WHAT IS ASKED |
All of the material below is to be returned exactly.

MATERIAL PROVIDED |
______________________________
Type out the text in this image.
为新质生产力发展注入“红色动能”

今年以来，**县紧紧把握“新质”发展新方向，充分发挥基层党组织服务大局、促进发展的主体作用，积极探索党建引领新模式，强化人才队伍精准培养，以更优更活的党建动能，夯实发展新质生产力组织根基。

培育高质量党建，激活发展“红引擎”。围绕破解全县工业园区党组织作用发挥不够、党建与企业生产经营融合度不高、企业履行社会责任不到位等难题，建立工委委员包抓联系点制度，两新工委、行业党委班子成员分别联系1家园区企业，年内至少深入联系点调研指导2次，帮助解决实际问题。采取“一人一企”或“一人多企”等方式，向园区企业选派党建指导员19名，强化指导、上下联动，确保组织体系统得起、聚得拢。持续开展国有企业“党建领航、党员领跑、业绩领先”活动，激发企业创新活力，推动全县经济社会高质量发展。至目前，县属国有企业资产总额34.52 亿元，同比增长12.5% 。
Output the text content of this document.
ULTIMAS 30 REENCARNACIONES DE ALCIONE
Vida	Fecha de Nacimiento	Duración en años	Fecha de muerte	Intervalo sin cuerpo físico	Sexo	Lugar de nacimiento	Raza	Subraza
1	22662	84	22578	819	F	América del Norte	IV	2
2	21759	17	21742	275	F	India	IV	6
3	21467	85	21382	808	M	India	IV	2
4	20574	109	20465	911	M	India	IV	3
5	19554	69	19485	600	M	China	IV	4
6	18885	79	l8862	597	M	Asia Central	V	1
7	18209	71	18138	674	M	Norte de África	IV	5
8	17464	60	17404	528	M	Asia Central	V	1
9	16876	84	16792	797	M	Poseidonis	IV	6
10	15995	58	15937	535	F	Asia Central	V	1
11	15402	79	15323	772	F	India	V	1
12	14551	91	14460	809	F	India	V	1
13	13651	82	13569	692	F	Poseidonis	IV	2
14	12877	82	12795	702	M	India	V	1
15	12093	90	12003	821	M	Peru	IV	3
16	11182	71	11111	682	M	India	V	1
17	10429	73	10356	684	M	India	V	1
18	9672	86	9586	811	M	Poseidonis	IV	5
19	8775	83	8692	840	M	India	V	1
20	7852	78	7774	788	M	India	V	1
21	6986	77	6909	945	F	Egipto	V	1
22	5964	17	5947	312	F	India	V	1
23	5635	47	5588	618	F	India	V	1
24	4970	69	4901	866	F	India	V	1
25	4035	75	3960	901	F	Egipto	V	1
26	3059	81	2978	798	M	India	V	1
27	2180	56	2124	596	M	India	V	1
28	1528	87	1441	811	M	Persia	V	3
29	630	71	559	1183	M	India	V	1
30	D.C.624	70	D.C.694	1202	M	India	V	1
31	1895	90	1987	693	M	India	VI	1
______________________________
SOLVED PROBLEM |
Type out the text in this image.
为新质生产力发展注入“红色动能”

今年以来，**县紧紧把握“新质”发展新方向，充分发挥基层党组织服务大局、促进发展的主体作用，积极探索党建引领新模式，强化人才队伍精准培养，以更优更活的党建动能，夯实发展新质生产力组织根基。

培育高质量党建，激活发展“红引擎”。围绕破解全县工业园区党组织作用发挥不够、党建与企业生产经营融合度不高、企业履行社会责任不到位等难题，建立工委委员包抓联系点制度，两新工委、行业党委班子成员分别联系1家园区企业，年内至少深入联系点调研指导2次，帮助解决实际问题。采取“一人一企”或“一人多企”等方式，向园区企业选派党建指导员19名，强化指导、上下联动，确保组织体系统得起、聚得拢。持续开展国有企业“党建领航、党员领跑、业绩领先”活动，激发企业创新活力，推动全县经济社会高质量发展。至目前，县属国有企业资产总额34.52 亿元，同比增长12.5% 。
Output the text content of this document.
ULTIMAS 30 REENCARNACIONES DE ALCIONE
Vida	Fecha de Nacimiento	Duración en años	Fecha de muerte	Intervalo sin cuerpo físico	Sexo	Lugar de nacimiento	Raza	Subraza
1	22662	84	22578	819	F	América del Norte	IV	2
2	21759	17	21742	275	F	India	IV	6
3	21467	85	21382	808	M	India	IV	2
4	20574	109	20465	911	M	India	IV	3
5	19554	69	19485	600	M	China	IV	4
6	18885	79	l8862	597	M	Asia Central	V	1
7	18209	71	18138	674	M	Norte de África	IV	5
8	17464	60	17404	528	M	Asia Central	V	1
9	16876	84	16792	797	M	Poseidonis	IV	6
10	15995	58	15937	535	F	Asia Central	V	1
11	15402	79	15323	772	F	India	V	1
12	14551	91	14460	809	F	India	V	1
13	13651	82	13569	692	F	Poseidonis	IV	2
14	12877	82	12795	702	M	India	V	1
15	12093	90	12003	821	M	Peru	IV	3
16	11182	71	11111	682	M	India	V	1
17	10429	73	10356	684	M	India	V	1
18	9672	86	9586	811	M	Poseidonis	IV	5
19	8775	83	8692	840	M	India	V	1
20	7852	78	7774	788	M	India	V	1
21	6986	77	6909	945	F	Egipto	V	1
22	5964	17	5947	312	F	India	V	1
23	5635	47	5588	618	F	India	V	1
24	4970	69	4901	866	F	India	V	1
25	4035	75	3960	901	F	Egipto	V	1
26	3059	81	2978	798	M	India	V	1
27	2180	56	2124	596	M	India	V	1
28	1528	87	1441	811	M	Persia	V	3
29	630	71	559	1183	M	India	V	1
30	D.C.624	70	D.C.694	1202	M	India	V	1
31	1895	90	1987	693	M	India	VI	1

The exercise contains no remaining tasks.